WHAT TO PRODUCE » Tally the lines in the listing below that include "this". Answer with the count and nothing more.

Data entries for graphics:
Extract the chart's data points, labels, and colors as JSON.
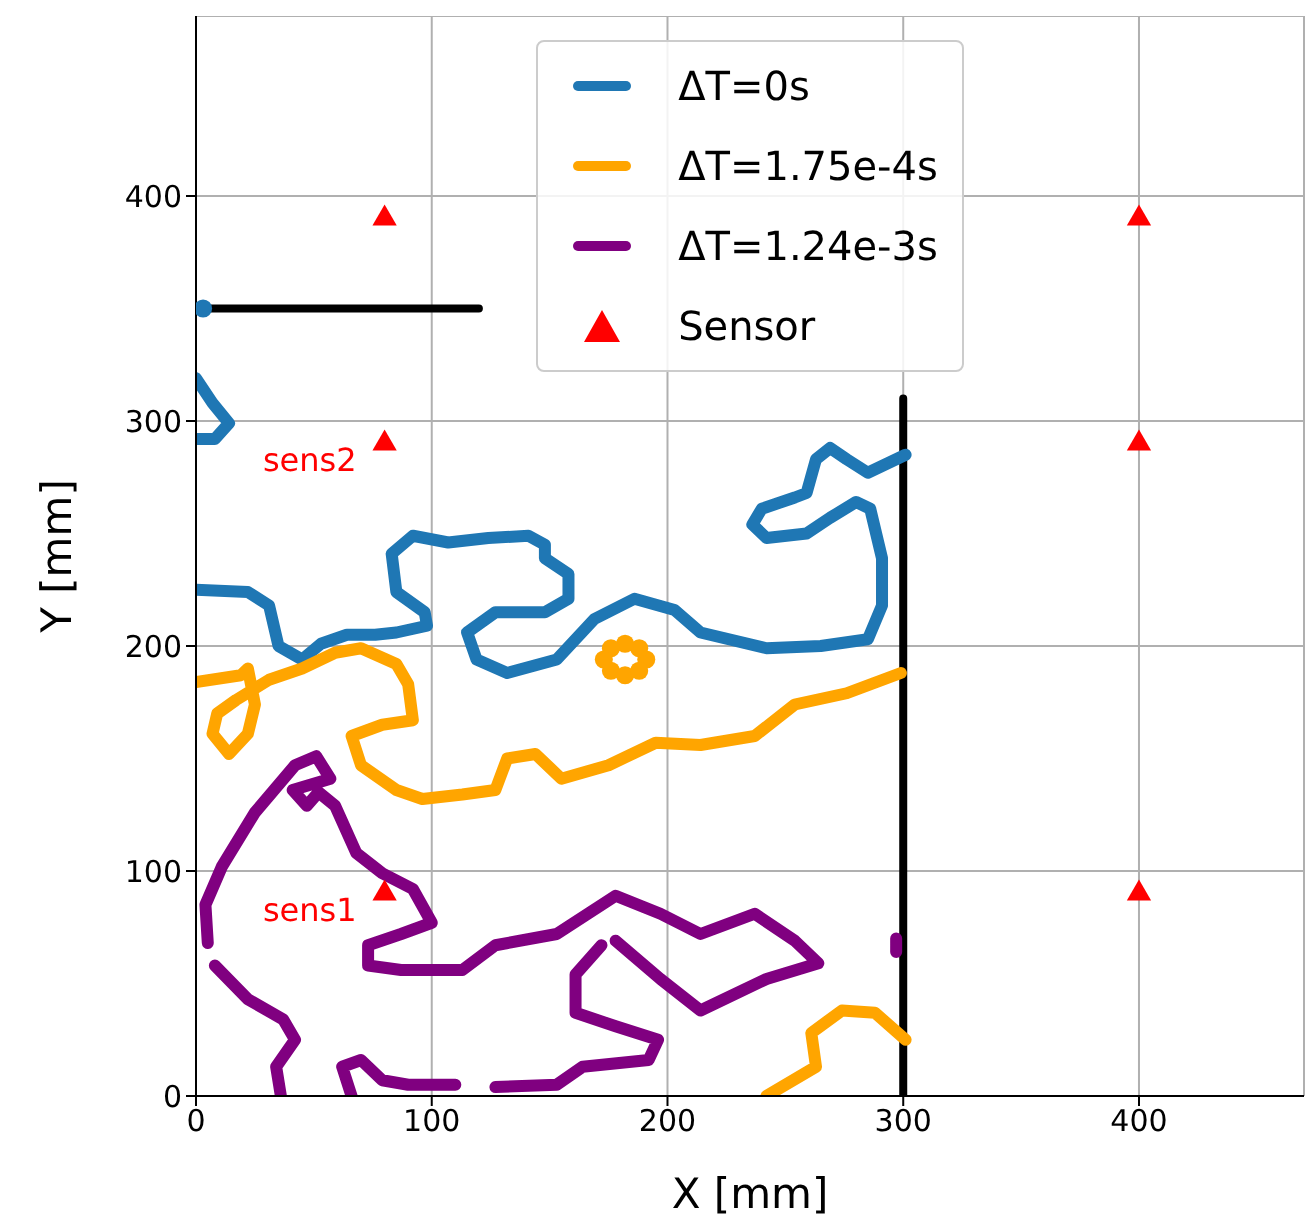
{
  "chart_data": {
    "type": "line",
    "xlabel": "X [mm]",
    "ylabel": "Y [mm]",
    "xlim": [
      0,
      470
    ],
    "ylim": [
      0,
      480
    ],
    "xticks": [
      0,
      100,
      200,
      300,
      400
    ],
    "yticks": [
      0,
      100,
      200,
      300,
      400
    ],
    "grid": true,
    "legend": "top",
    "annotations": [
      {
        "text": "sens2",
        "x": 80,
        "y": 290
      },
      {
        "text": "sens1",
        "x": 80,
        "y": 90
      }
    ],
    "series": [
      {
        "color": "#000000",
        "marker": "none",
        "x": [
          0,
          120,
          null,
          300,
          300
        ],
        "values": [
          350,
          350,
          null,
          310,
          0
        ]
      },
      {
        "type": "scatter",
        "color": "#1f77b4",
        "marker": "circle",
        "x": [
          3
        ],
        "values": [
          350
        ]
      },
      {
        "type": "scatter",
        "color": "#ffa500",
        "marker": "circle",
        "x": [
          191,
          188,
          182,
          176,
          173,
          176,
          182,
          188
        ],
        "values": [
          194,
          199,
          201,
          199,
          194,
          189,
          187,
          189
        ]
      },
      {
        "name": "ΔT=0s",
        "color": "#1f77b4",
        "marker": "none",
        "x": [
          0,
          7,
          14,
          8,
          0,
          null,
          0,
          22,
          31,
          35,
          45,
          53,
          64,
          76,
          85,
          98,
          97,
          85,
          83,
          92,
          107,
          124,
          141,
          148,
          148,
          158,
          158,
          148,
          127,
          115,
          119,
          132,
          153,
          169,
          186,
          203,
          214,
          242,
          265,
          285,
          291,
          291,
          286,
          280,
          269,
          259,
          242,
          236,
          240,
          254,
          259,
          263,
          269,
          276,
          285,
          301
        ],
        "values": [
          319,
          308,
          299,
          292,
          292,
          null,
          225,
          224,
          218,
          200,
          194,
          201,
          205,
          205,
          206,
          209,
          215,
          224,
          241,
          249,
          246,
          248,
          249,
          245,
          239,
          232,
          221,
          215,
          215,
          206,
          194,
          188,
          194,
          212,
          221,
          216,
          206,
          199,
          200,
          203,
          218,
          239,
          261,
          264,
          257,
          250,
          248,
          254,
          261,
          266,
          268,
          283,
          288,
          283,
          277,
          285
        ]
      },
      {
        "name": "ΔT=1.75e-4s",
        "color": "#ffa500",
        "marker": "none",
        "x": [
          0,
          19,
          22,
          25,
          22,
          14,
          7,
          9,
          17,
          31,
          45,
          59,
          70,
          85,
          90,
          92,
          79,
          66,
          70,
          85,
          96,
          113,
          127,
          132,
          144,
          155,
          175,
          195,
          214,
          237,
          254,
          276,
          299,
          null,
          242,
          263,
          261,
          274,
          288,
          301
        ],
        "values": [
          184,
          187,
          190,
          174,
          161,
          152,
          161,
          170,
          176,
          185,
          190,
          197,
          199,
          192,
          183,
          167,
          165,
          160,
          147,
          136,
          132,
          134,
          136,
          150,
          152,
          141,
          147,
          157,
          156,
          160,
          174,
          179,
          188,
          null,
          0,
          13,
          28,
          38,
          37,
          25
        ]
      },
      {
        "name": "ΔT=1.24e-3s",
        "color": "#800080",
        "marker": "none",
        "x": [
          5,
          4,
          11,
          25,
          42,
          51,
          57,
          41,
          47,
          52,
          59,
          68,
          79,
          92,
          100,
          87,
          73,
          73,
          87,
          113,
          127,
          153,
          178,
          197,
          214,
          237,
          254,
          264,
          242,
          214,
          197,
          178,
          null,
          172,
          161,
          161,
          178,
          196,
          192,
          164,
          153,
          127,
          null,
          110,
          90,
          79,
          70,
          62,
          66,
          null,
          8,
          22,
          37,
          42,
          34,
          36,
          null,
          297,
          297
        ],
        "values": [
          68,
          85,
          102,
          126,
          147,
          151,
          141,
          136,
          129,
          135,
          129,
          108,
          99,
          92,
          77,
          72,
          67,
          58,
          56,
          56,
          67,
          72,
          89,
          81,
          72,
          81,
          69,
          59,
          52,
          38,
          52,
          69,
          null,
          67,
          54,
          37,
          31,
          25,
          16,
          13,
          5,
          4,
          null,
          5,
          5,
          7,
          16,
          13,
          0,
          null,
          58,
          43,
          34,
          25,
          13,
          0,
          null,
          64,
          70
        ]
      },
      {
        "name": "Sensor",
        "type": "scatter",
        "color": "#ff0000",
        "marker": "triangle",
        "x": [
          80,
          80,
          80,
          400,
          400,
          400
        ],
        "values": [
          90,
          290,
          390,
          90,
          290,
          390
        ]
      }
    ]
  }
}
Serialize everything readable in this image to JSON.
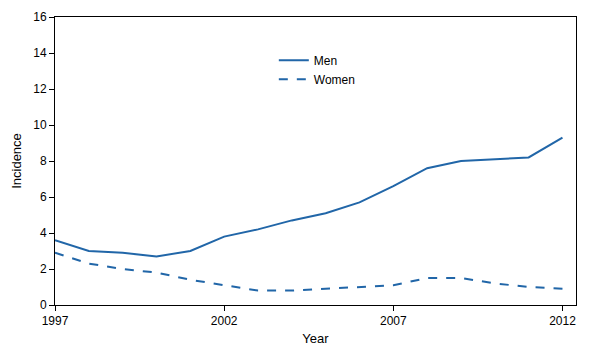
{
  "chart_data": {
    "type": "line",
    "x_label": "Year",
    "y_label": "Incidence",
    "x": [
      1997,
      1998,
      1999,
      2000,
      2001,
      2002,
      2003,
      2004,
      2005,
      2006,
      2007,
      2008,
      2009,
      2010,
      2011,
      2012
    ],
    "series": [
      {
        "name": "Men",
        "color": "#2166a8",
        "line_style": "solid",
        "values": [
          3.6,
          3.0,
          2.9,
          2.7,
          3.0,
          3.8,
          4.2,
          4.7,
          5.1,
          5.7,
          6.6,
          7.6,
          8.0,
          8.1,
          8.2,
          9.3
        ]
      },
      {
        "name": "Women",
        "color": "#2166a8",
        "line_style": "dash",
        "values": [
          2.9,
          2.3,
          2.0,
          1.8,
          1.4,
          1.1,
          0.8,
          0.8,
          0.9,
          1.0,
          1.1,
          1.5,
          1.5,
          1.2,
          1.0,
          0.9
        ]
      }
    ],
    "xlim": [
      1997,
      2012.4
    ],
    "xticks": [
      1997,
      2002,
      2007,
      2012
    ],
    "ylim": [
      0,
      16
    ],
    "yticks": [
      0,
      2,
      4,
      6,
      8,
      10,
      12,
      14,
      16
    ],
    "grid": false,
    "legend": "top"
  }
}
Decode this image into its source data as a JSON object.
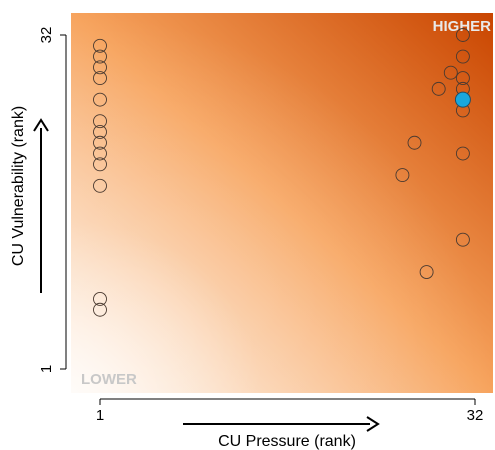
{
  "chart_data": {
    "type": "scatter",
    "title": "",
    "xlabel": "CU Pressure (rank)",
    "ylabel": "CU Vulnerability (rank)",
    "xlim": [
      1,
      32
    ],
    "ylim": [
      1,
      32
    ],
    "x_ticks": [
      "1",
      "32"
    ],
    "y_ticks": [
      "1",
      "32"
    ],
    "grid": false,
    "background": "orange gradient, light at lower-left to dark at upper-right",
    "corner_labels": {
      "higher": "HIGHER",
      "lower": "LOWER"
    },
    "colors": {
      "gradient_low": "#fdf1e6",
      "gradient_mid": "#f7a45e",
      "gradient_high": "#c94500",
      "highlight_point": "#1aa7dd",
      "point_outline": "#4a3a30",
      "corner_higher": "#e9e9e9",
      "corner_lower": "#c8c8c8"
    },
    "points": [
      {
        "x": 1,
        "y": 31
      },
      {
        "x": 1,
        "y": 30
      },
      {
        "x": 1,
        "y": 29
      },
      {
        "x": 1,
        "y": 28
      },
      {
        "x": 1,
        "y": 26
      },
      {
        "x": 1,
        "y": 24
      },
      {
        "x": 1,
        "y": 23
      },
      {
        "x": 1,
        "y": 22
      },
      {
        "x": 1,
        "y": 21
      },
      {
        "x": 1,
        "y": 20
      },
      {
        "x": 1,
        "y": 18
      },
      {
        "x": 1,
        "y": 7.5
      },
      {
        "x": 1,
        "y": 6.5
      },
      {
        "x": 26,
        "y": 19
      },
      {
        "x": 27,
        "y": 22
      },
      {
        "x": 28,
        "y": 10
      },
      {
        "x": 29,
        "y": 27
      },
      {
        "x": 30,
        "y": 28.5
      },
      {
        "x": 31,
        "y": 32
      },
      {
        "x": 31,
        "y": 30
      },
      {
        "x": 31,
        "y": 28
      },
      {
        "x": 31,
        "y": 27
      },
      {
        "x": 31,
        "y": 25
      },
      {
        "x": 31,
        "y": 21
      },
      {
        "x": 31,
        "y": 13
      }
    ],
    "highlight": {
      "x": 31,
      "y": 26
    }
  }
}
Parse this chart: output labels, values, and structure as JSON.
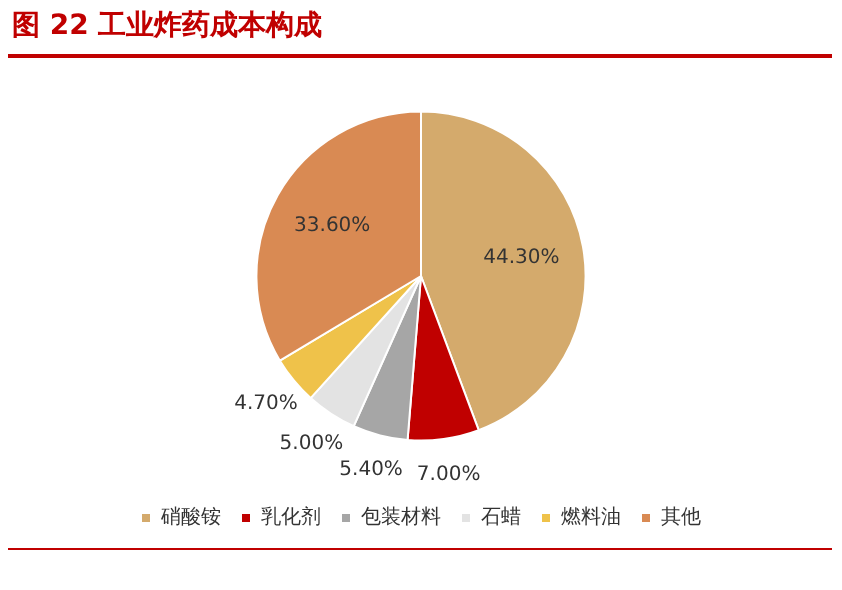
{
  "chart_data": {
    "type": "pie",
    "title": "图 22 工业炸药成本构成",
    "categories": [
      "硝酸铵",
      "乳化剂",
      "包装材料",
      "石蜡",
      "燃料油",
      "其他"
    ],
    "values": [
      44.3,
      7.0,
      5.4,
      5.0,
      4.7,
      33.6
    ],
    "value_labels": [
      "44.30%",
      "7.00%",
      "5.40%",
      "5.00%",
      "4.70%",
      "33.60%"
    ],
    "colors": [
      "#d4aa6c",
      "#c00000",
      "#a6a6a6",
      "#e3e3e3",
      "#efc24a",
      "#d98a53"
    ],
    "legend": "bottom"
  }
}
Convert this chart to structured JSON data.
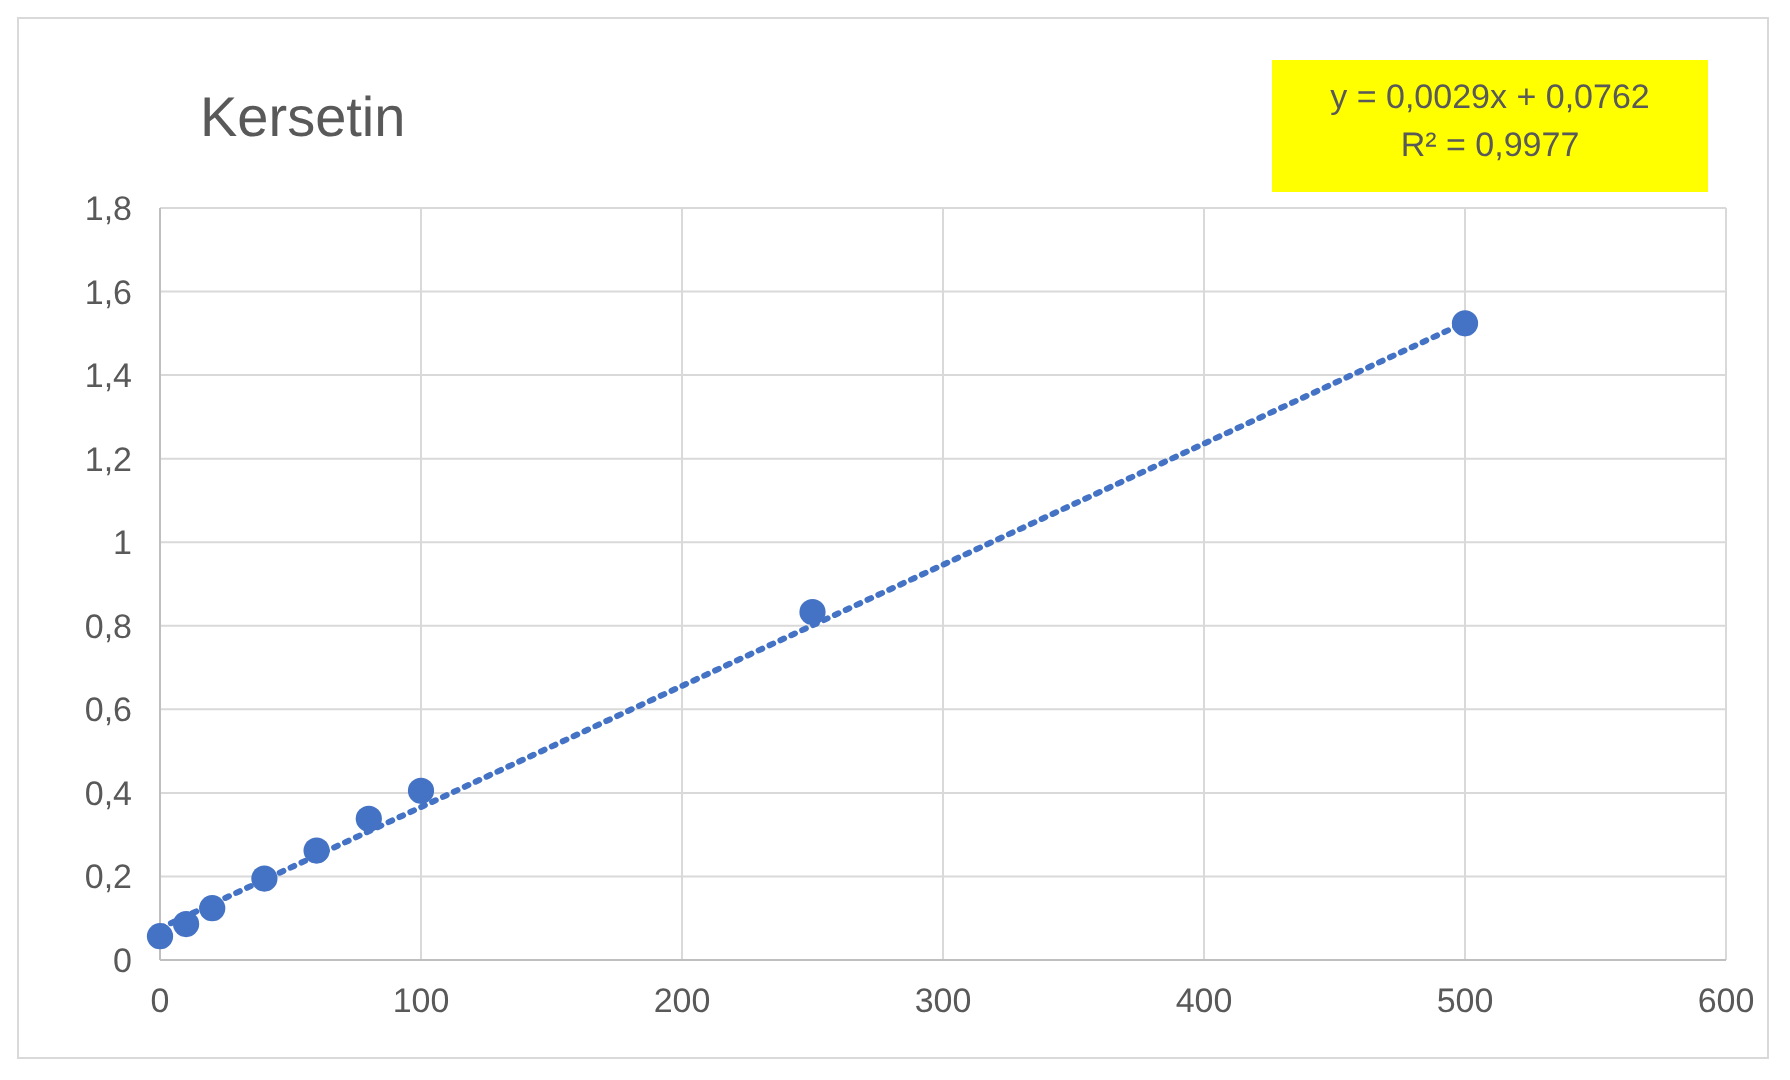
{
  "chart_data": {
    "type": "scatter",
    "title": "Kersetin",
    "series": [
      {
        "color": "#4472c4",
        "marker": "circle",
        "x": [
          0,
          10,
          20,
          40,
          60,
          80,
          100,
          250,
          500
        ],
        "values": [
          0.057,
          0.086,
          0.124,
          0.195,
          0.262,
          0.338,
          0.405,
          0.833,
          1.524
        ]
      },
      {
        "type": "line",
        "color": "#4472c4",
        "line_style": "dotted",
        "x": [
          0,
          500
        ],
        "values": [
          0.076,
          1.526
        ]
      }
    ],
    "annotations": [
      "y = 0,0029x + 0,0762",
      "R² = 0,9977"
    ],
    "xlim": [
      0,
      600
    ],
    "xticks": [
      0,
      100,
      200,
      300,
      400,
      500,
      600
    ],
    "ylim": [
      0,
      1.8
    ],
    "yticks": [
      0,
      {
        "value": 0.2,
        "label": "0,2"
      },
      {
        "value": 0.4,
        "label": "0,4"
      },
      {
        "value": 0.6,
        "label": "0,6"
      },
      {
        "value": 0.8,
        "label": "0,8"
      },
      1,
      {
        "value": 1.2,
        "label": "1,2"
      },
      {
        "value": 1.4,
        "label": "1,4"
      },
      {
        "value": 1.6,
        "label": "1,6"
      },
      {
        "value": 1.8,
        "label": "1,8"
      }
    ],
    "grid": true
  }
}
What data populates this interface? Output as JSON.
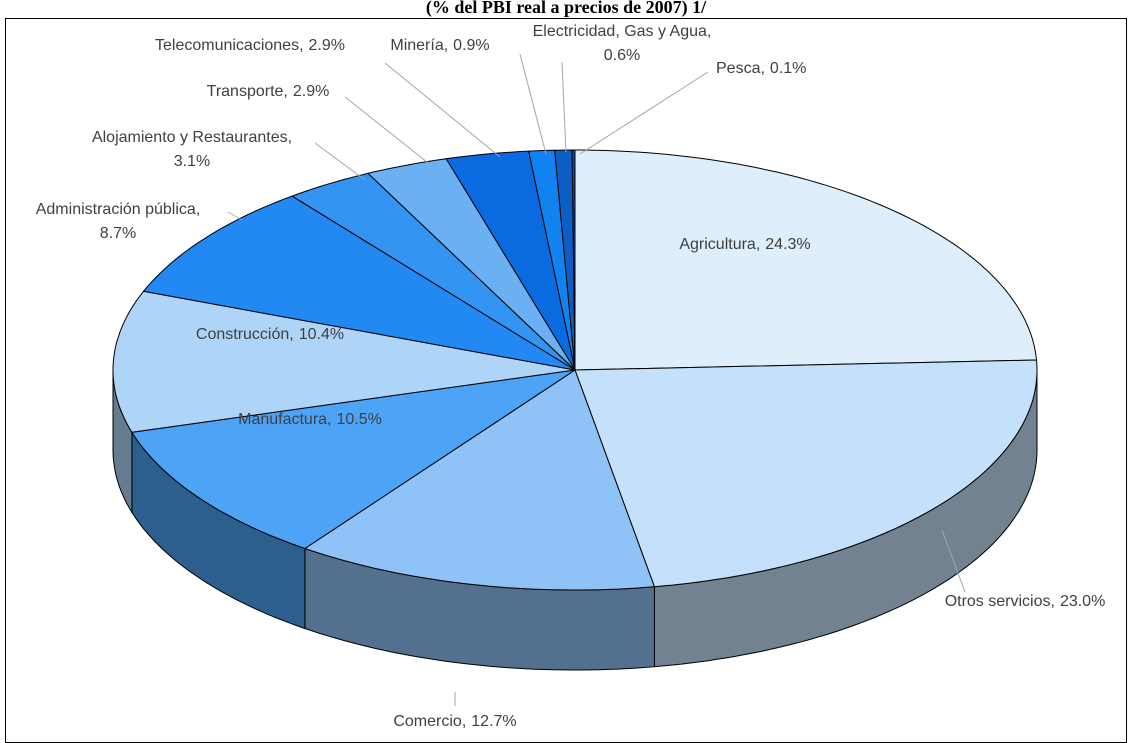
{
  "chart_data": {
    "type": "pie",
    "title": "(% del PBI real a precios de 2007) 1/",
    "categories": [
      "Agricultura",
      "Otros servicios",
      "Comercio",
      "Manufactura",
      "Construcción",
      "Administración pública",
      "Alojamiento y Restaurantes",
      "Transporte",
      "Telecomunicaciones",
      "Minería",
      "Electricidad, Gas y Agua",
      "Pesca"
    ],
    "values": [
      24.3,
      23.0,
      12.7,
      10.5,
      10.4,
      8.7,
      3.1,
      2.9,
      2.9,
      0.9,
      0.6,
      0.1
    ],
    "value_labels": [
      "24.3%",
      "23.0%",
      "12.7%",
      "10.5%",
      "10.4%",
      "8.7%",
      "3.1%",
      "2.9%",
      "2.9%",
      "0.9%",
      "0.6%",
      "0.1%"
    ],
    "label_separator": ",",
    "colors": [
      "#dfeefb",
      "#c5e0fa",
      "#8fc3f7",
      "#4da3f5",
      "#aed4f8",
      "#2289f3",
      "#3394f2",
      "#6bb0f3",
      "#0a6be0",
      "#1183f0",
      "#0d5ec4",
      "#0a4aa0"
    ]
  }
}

TASK SOLUTION » 5